Could you give the data below again, exactly and completely?

Collected data entries:
--------------------------------------------------

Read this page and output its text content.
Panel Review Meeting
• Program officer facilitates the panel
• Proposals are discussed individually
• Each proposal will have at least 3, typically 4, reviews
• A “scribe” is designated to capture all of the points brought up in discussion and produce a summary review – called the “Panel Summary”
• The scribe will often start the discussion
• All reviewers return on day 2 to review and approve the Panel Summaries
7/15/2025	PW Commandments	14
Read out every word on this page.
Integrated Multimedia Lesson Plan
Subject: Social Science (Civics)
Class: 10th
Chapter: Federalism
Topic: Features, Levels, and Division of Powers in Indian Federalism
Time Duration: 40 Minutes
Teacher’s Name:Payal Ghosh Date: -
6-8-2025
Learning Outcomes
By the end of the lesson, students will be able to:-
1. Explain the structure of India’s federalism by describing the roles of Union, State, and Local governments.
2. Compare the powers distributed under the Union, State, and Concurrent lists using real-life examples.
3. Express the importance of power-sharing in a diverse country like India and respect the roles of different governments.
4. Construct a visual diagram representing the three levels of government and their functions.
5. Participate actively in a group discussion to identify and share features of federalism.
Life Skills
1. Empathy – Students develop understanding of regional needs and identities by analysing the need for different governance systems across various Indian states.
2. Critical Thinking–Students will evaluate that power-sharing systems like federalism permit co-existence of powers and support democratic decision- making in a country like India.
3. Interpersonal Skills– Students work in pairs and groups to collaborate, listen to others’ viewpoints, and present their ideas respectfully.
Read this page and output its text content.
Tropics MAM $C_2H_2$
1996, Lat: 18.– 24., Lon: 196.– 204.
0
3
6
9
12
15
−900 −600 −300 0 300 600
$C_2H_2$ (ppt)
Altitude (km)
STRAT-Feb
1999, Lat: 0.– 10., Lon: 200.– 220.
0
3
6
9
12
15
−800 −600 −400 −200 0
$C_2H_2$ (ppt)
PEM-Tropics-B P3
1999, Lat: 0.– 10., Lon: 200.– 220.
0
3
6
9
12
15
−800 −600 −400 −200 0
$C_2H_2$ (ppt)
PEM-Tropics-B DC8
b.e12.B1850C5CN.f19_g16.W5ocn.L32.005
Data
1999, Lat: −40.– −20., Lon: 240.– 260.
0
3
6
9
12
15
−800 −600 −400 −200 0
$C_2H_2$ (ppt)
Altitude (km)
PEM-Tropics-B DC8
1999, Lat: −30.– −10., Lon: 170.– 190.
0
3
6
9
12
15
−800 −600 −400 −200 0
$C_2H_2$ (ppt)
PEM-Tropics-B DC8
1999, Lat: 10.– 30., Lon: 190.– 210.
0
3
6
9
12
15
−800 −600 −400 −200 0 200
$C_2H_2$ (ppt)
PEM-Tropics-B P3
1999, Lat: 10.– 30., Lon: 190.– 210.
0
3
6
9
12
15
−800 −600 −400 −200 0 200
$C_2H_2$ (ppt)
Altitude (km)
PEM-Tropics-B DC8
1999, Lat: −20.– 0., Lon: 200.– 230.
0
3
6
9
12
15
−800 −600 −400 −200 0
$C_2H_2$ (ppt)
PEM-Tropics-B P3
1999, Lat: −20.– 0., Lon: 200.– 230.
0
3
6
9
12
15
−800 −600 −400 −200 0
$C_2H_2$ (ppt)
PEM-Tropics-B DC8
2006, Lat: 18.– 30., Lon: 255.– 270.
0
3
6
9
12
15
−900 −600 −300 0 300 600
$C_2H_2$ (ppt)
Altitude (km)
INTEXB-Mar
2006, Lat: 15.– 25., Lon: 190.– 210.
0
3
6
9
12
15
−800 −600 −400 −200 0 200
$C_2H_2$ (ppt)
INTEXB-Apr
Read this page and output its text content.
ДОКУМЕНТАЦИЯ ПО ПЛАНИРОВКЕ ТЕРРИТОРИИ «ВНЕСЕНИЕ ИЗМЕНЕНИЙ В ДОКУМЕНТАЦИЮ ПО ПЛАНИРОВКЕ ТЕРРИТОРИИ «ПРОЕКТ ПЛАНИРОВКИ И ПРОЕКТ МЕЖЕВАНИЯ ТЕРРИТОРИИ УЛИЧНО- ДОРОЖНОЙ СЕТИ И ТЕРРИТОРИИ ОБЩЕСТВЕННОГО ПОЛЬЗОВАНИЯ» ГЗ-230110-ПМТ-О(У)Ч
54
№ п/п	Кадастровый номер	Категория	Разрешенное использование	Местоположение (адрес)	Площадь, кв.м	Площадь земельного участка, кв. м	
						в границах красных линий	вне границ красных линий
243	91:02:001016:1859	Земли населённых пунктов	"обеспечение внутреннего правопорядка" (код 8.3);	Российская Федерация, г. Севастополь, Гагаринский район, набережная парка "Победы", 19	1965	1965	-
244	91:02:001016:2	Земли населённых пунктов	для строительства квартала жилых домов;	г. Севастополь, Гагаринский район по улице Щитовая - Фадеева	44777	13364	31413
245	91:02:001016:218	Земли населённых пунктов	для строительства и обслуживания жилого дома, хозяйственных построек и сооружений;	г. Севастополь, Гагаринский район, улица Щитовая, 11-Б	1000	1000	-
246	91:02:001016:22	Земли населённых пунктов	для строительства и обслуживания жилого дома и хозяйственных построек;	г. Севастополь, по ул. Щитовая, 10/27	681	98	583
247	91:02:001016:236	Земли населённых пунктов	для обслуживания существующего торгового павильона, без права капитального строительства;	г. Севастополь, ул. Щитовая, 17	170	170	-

--------------------------------------------------

■ **Answer to the problem**:
Read this page and output its text content.
Panel Review Meeting
• Program officer facilitates the panel
• Proposals are discussed individually
• Each proposal will have at least 3, typically 4, reviews
• A “scribe” is designated to capture all of the points brought up in discussion and produce a summary review – called the “Panel Summary”
• The scribe will often start the discussion
• All reviewers return on day 2 to review and approve the Panel Summaries
7/15/2025	PW Commandments	14
Read out every word on this page.
Integrated Multimedia Lesson Plan
Subject: Social Science (Civics)
Class: 10th
Chapter: Federalism
Topic: Features, Levels, and Division of Powers in Indian Federalism
Time Duration: 40 Minutes
Teacher’s Name:Payal Ghosh Date: -
6-8-2025
Learning Outcomes
By the end of the lesson, students will be able to:-
1. Explain the structure of India’s federalism by describing the roles of Union, State, and Local governments.
2. Compare the powers distributed under the Union, State, and Concurrent lists using real-life examples.
3. Express the importance of power-sharing in a diverse country like India and respect the roles of different governments.
4. Construct a visual diagram representing the three levels of government and their functions.
5. Participate actively in a group discussion to identify and share features of federalism.
Life Skills
1. Empathy – Students develop understanding of regional needs and identities by analysing the need for different governance systems across various Indian states.
2. Critical Thinking–Students will evaluate that power-sharing systems like federalism permit co-existence of powers and support democratic decision- making in a country like India.
3. Interpersonal Skills– Students work in pairs and groups to collaborate, listen to others’ viewpoints, and present their ideas respectfully.
Read this page and output its text content.
Tropics MAM $C_2H_2$
1996, Lat: 18.– 24., Lon: 196.– 204.
0
3
6
9
12
15
−900 −600 −300 0 300 600
$C_2H_2$ (ppt)
Altitude (km)
STRAT-Feb
1999, Lat: 0.– 10., Lon: 200.– 220.
0
3
6
9
12
15
−800 −600 −400 −200 0
$C_2H_2$ (ppt)
PEM-Tropics-B P3
1999, Lat: 0.– 10., Lon: 200.– 220.
0
3
6
9
12
15
−800 −600 −400 −200 0
$C_2H_2$ (ppt)
PEM-Tropics-B DC8
b.e12.B1850C5CN.f19_g16.W5ocn.L32.005
Data
1999, Lat: −40.– −20., Lon: 240.– 260.
0
3
6
9
12
15
−800 −600 −400 −200 0
$C_2H_2$ (ppt)
Altitude (km)
PEM-Tropics-B DC8
1999, Lat: −30.– −10., Lon: 170.– 190.
0
3
6
9
12
15
−800 −600 −400 −200 0
$C_2H_2$ (ppt)
PEM-Tropics-B DC8
1999, Lat: 10.– 30., Lon: 190.– 210.
0
3
6
9
12
15
−800 −600 −400 −200 0 200
$C_2H_2$ (ppt)
PEM-Tropics-B P3
1999, Lat: 10.– 30., Lon: 190.– 210.
0
3
6
9
12
15
−800 −600 −400 −200 0 200
$C_2H_2$ (ppt)
Altitude (km)
PEM-Tropics-B DC8
1999, Lat: −20.– 0., Lon: 200.– 230.
0
3
6
9
12
15
−800 −600 −400 −200 0
$C_2H_2$ (ppt)
PEM-Tropics-B P3
1999, Lat: −20.– 0., Lon: 200.– 230.
0
3
6
9
12
15
−800 −600 −400 −200 0
$C_2H_2$ (ppt)
PEM-Tropics-B DC8
2006, Lat: 18.– 30., Lon: 255.– 270.
0
3
6
9
12
15
−900 −600 −300 0 300 600
$C_2H_2$ (ppt)
Altitude (km)
INTEXB-Mar
2006, Lat: 15.– 25., Lon: 190.– 210.
0
3
6
9
12
15
−800 −600 −400 −200 0 200
$C_2H_2$ (ppt)
INTEXB-Apr
Read this page and output its text content.
ДОКУМЕНТАЦИЯ ПО ПЛАНИРОВКЕ ТЕРРИТОРИИ «ВНЕСЕНИЕ ИЗМЕНЕНИЙ В ДОКУМЕНТАЦИЮ ПО ПЛАНИРОВКЕ ТЕРРИТОРИИ «ПРОЕКТ ПЛАНИРОВКИ И ПРОЕКТ МЕЖЕВАНИЯ ТЕРРИТОРИИ УЛИЧНО- ДОРОЖНОЙ СЕТИ И ТЕРРИТОРИИ ОБЩЕСТВЕННОГО ПОЛЬЗОВАНИЯ» ГЗ-230110-ПМТ-О(У)Ч
54
№ п/п	Кадастровый номер	Категория	Разрешенное использование	Местоположение (адрес)	Площадь, кв.м	Площадь земельного участка, кв. м	
						в границах красных линий	вне границ красных линий
243	91:02:001016:1859	Земли населённых пунктов	"обеспечение внутреннего правопорядка" (код 8.3);	Российская Федерация, г. Севастополь, Гагаринский район, набережная парка "Победы", 19	1965	1965	-
244	91:02:001016:2	Земли населённых пунктов	для строительства квартала жилых домов;	г. Севастополь, Гагаринский район по улице Щитовая - Фадеева	44777	13364	31413
245	91:02:001016:218	Земли населённых пунктов	для строительства и обслуживания жилого дома, хозяйственных построек и сооружений;	г. Севастополь, Гагаринский район, улица Щитовая, 11-Б	1000	1000	-
246	91:02:001016:22	Земли населённых пунктов	для строительства и обслуживания жилого дома и хозяйственных построек;	г. Севастополь, по ул. Щитовая, 10/27	681	98	583
247	91:02:001016:236	Земли населённых пунктов	для обслуживания существующего торгового павильона, без права капитального строительства;	г. Севастополь, ул. Щитовая, 17	170	170	-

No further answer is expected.